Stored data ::
*****

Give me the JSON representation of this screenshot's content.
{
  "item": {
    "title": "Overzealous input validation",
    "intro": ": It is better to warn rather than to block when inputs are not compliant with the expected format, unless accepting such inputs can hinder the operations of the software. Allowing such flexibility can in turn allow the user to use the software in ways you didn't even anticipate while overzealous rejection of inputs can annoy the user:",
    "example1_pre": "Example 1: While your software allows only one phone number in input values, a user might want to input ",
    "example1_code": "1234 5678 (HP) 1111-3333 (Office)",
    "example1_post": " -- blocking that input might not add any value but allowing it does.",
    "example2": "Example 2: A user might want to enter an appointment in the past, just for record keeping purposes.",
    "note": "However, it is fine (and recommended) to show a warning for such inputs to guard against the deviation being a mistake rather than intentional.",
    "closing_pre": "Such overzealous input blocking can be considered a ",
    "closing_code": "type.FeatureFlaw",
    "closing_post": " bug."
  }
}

*****

Written task ::
Which lines hold the word "want"? Copy all of them.

Complete output ::
    "example1_pre": "Example 1: While your software allows only one phone number in input values, a user might want to input ",
    "example2": "Example 2: A user might want to enter an appointment in the past, just for record keeping purposes.",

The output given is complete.